(Stored dataset entries)
━━━━
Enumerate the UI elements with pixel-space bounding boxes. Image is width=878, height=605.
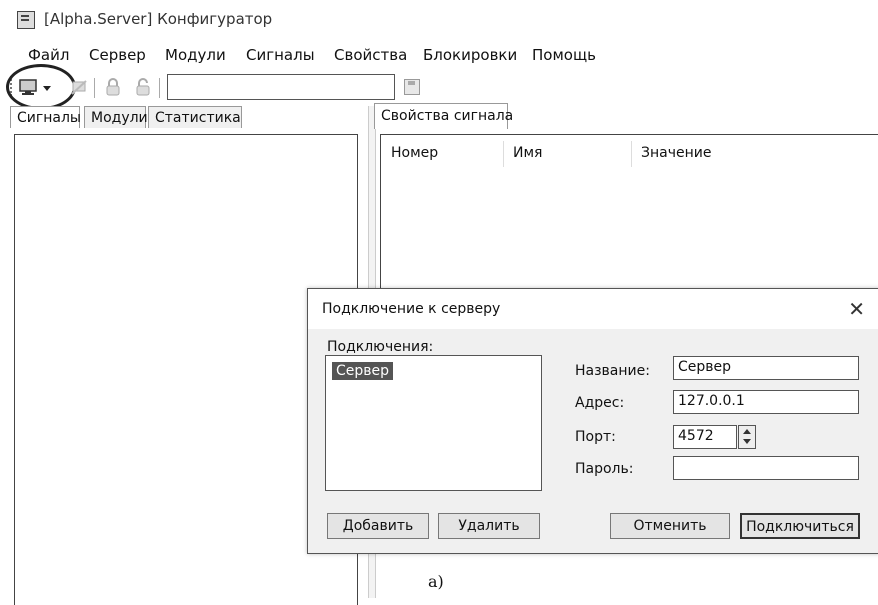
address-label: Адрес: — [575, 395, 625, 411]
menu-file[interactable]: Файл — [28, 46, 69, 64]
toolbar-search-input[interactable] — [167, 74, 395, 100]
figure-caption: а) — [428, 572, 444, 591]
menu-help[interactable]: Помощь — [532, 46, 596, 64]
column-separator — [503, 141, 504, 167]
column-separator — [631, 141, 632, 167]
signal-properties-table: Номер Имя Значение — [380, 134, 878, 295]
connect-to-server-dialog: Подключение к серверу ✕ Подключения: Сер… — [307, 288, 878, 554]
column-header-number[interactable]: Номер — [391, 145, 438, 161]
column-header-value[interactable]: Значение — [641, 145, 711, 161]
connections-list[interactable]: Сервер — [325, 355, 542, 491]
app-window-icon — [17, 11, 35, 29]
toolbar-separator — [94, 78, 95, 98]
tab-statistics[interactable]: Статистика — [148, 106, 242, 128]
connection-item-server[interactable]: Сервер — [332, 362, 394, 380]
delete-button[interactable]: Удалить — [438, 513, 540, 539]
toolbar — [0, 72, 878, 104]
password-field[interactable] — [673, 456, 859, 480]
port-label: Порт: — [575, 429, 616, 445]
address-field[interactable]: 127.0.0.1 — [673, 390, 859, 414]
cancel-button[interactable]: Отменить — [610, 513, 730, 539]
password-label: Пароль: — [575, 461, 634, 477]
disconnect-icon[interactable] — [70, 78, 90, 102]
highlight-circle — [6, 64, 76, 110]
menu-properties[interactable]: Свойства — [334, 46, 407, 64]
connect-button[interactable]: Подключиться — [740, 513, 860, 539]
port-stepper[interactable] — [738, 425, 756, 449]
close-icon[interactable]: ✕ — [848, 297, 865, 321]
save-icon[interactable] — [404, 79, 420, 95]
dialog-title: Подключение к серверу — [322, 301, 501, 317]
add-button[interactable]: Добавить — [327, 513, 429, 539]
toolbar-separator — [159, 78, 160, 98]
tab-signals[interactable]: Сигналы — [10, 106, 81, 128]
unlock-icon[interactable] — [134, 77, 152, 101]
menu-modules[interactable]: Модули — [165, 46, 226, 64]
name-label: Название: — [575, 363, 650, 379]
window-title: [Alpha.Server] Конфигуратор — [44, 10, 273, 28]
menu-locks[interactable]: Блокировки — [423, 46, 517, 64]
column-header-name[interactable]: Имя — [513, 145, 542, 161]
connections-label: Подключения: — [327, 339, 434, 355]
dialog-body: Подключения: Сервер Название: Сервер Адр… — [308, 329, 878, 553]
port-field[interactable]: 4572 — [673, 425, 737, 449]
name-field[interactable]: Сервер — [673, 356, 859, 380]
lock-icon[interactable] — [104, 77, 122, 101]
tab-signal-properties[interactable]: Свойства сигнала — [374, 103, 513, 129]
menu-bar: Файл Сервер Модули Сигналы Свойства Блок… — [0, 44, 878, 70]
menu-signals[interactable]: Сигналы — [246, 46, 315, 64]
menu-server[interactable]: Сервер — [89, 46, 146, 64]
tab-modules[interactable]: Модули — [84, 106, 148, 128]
━━━━
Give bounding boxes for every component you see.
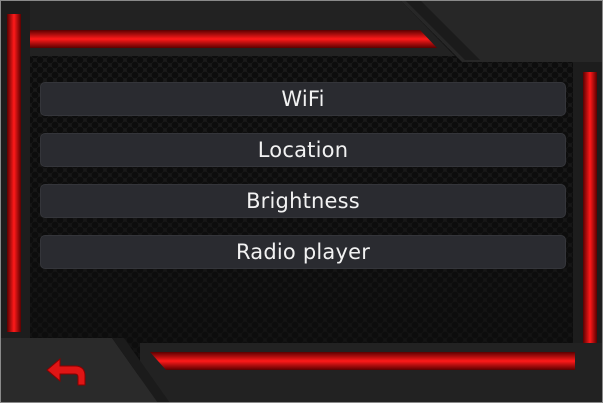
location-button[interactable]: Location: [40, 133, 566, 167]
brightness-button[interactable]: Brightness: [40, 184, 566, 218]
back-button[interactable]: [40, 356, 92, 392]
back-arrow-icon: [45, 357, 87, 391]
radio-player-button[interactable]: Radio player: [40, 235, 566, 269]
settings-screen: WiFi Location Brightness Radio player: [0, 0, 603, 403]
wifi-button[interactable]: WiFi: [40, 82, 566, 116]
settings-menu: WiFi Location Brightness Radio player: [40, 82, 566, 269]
━━━━
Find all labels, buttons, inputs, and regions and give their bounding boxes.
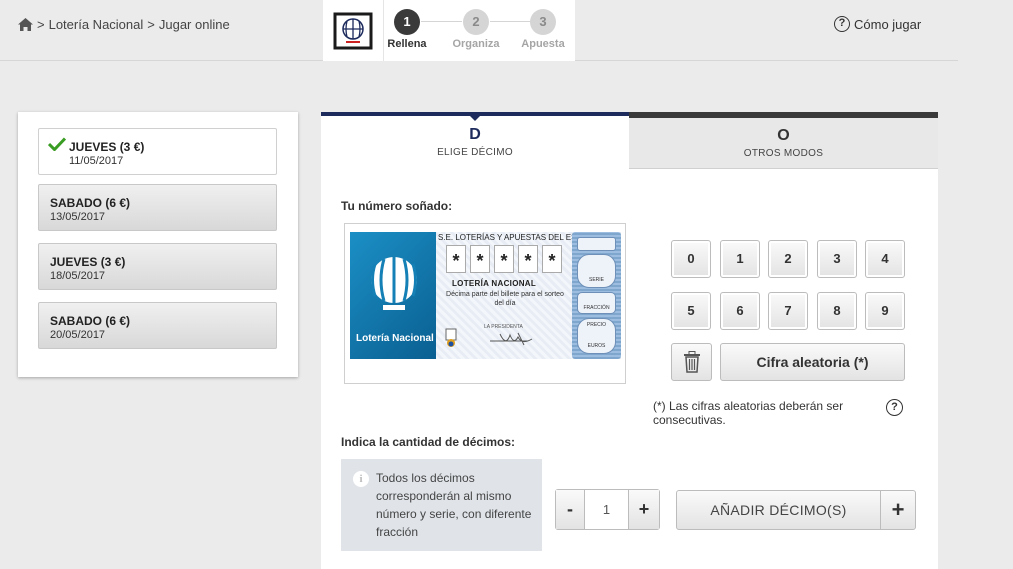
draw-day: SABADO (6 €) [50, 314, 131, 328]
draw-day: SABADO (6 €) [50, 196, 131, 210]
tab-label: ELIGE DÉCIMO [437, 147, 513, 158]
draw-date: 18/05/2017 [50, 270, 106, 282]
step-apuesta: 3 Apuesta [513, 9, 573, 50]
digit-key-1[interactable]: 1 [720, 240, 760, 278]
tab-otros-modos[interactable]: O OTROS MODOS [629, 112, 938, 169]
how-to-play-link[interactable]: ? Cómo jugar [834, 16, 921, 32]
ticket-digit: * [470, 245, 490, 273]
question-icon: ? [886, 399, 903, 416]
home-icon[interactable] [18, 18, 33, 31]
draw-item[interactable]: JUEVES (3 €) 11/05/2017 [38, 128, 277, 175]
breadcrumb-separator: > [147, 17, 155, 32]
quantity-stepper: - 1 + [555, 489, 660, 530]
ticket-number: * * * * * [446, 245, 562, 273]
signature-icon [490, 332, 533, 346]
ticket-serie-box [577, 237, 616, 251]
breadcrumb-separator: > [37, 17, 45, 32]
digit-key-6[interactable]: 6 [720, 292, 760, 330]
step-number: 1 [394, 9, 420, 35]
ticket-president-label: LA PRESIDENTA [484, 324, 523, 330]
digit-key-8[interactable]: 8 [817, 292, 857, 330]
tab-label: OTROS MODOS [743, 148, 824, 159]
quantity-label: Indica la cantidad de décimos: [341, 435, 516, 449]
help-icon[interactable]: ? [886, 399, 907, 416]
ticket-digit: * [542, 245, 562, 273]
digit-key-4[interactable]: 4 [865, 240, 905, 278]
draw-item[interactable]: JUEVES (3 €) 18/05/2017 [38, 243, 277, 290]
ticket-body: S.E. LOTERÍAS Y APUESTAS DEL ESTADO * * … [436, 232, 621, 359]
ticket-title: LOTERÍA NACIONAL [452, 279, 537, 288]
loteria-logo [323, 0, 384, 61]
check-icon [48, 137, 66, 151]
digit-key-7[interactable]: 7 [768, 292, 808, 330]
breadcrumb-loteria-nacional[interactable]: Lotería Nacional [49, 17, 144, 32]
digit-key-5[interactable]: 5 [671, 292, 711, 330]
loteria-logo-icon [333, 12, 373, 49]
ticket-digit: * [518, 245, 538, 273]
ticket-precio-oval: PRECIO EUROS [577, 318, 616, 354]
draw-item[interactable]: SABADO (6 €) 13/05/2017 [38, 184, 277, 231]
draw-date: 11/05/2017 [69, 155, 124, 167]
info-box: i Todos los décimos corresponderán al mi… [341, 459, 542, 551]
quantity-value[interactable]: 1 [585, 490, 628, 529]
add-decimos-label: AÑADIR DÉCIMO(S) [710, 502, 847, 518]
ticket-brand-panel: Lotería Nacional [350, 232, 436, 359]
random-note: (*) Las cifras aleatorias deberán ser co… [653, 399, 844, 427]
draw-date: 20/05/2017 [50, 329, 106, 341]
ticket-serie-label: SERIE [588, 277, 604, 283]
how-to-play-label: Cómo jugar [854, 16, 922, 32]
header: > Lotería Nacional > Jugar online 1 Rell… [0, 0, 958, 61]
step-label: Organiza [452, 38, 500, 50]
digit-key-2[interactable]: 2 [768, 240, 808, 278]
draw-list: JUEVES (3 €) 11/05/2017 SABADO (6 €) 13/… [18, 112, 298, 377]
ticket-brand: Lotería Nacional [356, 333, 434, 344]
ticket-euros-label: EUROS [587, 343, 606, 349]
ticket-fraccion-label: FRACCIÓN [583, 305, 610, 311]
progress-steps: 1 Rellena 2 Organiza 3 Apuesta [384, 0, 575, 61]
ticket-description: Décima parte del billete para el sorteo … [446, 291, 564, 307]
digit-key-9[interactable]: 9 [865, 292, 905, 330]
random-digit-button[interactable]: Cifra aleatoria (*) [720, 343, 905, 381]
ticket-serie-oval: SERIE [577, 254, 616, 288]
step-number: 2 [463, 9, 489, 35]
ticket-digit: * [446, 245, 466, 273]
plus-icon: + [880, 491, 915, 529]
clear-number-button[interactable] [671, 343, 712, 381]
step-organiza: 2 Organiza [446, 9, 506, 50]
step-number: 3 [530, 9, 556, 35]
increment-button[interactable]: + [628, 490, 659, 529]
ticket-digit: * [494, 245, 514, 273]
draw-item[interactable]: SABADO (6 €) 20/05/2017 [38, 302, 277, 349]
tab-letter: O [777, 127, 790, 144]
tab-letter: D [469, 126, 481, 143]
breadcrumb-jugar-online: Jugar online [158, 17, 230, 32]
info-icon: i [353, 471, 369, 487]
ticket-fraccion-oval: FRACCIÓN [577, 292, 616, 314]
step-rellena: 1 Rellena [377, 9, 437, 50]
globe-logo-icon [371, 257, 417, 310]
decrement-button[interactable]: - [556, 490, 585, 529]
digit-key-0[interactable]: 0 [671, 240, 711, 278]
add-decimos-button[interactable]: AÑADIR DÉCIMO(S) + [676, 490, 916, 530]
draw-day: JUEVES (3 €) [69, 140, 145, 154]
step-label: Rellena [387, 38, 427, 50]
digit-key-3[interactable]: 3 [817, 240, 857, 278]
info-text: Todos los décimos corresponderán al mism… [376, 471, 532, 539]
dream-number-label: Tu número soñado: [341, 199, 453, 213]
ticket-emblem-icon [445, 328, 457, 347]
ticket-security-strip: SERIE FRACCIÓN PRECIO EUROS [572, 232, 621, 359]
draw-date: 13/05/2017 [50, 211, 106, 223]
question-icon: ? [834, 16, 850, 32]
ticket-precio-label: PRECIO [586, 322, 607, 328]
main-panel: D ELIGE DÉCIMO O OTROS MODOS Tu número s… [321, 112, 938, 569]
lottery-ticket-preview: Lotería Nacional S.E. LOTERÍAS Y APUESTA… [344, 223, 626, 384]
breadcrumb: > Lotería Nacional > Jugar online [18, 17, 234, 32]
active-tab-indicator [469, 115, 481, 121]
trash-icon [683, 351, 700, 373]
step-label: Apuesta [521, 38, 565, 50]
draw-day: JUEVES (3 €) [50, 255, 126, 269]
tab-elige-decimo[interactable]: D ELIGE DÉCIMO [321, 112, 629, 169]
━━━━
* **EXERCISE PROMPT**: Swap "SABADO" for "SÁBADO" in the data, starting with the line that contains "draw-day: SABADO (6 €) [50, 314, 131, 328]" and going on through the line that contains "ticket-serie-box [577, 237, 616, 251]". Give only those lines, with everything else unchanged.

* **ANSWER TO THIS EXERCISE**:
draw-day: SÁBADO (6 €) [50, 314, 131, 328]
draw-day: SÁBADO (6 €) [50, 196, 131, 210]
tab-label: ELIGE DÉCIMO [437, 147, 513, 158]
draw-date: 18/05/2017 [50, 270, 106, 282]
step-apuesta: 3 Apuesta [513, 9, 573, 50]
digit-key-1[interactable]: 1 [720, 240, 760, 278]
tab-otros-modos[interactable]: O OTROS MODOS [629, 112, 938, 169]
how-to-play-link[interactable]: ? Cómo jugar [834, 16, 921, 32]
ticket-digit: * [470, 245, 490, 273]
question-icon: ? [886, 399, 903, 416]
home-icon[interactable] [18, 18, 33, 31]
draw-item[interactable]: JUEVES (3 €) 11/05/2017 [38, 128, 277, 175]
breadcrumb-separator: > [147, 17, 155, 32]
quantity-stepper: - 1 + [555, 489, 660, 530]
ticket-number: * * * * * [446, 245, 562, 273]
signature-icon [490, 332, 533, 346]
ticket-serie-box [577, 237, 616, 251]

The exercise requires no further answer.